_EXERCISE AIM_:
Starting from the line containing "Transcribe the text in this document.", write out the rest of the entries exactly, through the final line, including nothing else.

═══

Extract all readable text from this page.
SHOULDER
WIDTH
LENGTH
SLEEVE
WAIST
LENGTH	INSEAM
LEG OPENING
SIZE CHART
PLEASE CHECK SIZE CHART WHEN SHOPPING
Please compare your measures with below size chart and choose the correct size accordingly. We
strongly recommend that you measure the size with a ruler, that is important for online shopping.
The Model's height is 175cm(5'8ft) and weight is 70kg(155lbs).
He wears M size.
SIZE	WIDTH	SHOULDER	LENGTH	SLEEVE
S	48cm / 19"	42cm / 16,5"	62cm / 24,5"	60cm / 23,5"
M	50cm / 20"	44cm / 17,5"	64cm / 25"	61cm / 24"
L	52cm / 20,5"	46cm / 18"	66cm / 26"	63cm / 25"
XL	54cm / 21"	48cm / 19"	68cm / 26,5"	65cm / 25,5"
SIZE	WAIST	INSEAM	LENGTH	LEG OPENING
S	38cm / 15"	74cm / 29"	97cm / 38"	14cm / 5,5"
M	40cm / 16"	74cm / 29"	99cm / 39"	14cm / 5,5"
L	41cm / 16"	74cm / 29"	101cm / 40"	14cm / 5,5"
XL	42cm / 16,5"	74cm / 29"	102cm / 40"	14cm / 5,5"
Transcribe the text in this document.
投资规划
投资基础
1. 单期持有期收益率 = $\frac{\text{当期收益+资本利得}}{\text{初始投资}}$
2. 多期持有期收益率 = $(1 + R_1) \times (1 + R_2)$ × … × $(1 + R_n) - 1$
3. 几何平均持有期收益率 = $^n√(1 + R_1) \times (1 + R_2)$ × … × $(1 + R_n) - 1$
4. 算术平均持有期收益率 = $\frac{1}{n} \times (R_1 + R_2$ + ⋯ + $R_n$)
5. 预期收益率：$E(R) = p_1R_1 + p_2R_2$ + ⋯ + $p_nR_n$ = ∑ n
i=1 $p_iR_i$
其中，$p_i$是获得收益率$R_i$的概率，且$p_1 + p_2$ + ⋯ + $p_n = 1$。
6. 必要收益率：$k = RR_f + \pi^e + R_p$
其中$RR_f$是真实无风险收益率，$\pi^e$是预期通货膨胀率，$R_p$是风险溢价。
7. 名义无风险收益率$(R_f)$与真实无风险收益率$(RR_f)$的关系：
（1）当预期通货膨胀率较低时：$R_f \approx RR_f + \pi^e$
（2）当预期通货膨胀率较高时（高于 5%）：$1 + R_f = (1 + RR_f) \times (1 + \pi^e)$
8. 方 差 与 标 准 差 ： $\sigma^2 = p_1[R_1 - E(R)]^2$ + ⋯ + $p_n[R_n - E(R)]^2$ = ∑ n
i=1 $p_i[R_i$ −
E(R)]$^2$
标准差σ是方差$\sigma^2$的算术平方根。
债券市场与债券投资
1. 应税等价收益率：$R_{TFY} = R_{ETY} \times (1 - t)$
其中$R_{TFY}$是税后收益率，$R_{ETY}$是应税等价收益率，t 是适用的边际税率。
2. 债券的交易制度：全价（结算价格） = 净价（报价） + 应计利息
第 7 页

═══

_OUTPUT_:
Transcribe the text in this document.
投资规划
投资基础
1. 单期持有期收益率 = $\frac{\text{当期收益+资本利得}}{\text{初始投资}}$
2. 多期持有期收益率 = $(1 + R_1) \times (1 + R_2)$ × … × $(1 + R_n) - 1$
3. 几何平均持有期收益率 = $^n√(1 + R_1) \times (1 + R_2)$ × … × $(1 + R_n) - 1$
4. 算术平均持有期收益率 = $\frac{1}{n} \times (R_1 + R_2$ + ⋯ + $R_n$)
5. 预期收益率：$E(R) = p_1R_1 + p_2R_2$ + ⋯ + $p_nR_n$ = ∑ n
i=1 $p_iR_i$
其中，$p_i$是获得收益率$R_i$的概率，且$p_1 + p_2$ + ⋯ + $p_n = 1$。
6. 必要收益率：$k = RR_f + \pi^e + R_p$
其中$RR_f$是真实无风险收益率，$\pi^e$是预期通货膨胀率，$R_p$是风险溢价。
7. 名义无风险收益率$(R_f)$与真实无风险收益率$(RR_f)$的关系：
（1）当预期通货膨胀率较低时：$R_f \approx RR_f + \pi^e$
（2）当预期通货膨胀率较高时（高于 5%）：$1 + R_f = (1 + RR_f) \times (1 + \pi^e)$
8. 方 差 与 标 准 差 ： $\sigma^2 = p_1[R_1 - E(R)]^2$ + ⋯ + $p_n[R_n - E(R)]^2$ = ∑ n
i=1 $p_i[R_i$ −
E(R)]$^2$
标准差σ是方差$\sigma^2$的算术平方根。
债券市场与债券投资
1. 应税等价收益率：$R_{TFY} = R_{ETY} \times (1 - t)$
其中$R_{TFY}$是税后收益率，$R_{ETY}$是应税等价收益率，t 是适用的边际税率。
2. 债券的交易制度：全价（结算价格） = 净价（报价） + 应计利息
第 7 页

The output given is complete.